| TASK DIRECTIONS |
Beginning at the line that includes "Transcribe the text in this document.", return each line exactly through the end of the listing, and no line before it.

| DATASET RECORDS |
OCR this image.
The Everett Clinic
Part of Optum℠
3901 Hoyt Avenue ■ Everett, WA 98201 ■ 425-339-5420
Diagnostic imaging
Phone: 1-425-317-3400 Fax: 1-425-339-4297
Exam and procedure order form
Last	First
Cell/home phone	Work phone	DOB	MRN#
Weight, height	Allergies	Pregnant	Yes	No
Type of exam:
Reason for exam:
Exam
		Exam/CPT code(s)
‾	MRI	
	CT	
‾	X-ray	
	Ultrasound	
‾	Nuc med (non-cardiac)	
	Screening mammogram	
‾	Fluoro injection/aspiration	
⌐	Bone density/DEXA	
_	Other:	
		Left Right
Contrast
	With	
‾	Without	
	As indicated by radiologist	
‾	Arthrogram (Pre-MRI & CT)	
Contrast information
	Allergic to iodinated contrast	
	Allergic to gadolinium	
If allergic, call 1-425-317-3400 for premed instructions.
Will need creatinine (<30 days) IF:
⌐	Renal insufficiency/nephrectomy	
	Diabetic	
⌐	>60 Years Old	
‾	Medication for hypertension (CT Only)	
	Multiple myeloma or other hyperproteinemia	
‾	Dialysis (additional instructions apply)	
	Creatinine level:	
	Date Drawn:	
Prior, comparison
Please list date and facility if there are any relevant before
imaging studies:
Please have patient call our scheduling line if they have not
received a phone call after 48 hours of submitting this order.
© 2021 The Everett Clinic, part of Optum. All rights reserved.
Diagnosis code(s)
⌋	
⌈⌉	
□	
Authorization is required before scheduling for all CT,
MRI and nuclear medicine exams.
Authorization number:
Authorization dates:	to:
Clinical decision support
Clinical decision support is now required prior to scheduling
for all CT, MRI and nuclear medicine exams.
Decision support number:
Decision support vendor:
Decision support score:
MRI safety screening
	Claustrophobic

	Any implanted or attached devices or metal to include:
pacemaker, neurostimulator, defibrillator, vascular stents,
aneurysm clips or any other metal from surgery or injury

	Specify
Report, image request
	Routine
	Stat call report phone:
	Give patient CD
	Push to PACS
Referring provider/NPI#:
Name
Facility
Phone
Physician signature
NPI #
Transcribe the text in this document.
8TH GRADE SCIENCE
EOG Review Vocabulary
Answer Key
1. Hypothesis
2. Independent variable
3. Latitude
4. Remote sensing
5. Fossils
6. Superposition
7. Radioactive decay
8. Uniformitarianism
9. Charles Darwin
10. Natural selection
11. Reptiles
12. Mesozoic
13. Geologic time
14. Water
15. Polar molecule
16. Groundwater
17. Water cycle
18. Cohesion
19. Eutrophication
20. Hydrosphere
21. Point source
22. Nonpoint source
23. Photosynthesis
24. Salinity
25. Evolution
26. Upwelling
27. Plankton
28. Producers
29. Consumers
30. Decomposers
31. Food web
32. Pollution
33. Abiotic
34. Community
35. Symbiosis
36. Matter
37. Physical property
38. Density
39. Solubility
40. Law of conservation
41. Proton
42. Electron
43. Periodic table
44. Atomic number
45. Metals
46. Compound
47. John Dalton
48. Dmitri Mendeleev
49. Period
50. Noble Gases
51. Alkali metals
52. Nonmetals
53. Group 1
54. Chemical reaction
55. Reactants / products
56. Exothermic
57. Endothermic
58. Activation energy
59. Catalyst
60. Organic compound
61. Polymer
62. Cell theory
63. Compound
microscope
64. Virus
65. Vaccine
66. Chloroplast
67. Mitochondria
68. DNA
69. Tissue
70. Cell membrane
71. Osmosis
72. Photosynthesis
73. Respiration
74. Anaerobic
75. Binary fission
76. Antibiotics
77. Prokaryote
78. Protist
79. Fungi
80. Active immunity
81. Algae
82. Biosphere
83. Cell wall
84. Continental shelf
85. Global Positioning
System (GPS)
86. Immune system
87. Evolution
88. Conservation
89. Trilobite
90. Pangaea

| SOLUTION FOR THIS EXERCISE |
Transcribe the text in this document.
8TH GRADE SCIENCE
EOG Review Vocabulary
Answer Key
1. Hypothesis
2. Independent variable
3. Latitude
4. Remote sensing
5. Fossils
6. Superposition
7. Radioactive decay
8. Uniformitarianism
9. Charles Darwin
10. Natural selection
11. Reptiles
12. Mesozoic
13. Geologic time
14. Water
15. Polar molecule
16. Groundwater
17. Water cycle
18. Cohesion
19. Eutrophication
20. Hydrosphere
21. Point source
22. Nonpoint source
23. Photosynthesis
24. Salinity
25. Evolution
26. Upwelling
27. Plankton
28. Producers
29. Consumers
30. Decomposers
31. Food web
32. Pollution
33. Abiotic
34. Community
35. Symbiosis
36. Matter
37. Physical property
38. Density
39. Solubility
40. Law of conservation
41. Proton
42. Electron
43. Periodic table
44. Atomic number
45. Metals
46. Compound
47. John Dalton
48. Dmitri Mendeleev
49. Period
50. Noble Gases
51. Alkali metals
52. Nonmetals
53. Group 1
54. Chemical reaction
55. Reactants / products
56. Exothermic
57. Endothermic
58. Activation energy
59. Catalyst
60. Organic compound
61. Polymer
62. Cell theory
63. Compound
microscope
64. Virus
65. Vaccine
66. Chloroplast
67. Mitochondria
68. DNA
69. Tissue
70. Cell membrane
71. Osmosis
72. Photosynthesis
73. Respiration
74. Anaerobic
75. Binary fission
76. Antibiotics
77. Prokaryote
78. Protist
79. Fungi
80. Active immunity
81. Algae
82. Biosphere
83. Cell wall
84. Continental shelf
85. Global Positioning
System (GPS)
86. Immune system
87. Evolution
88. Conservation
89. Trilobite
90. Pangaea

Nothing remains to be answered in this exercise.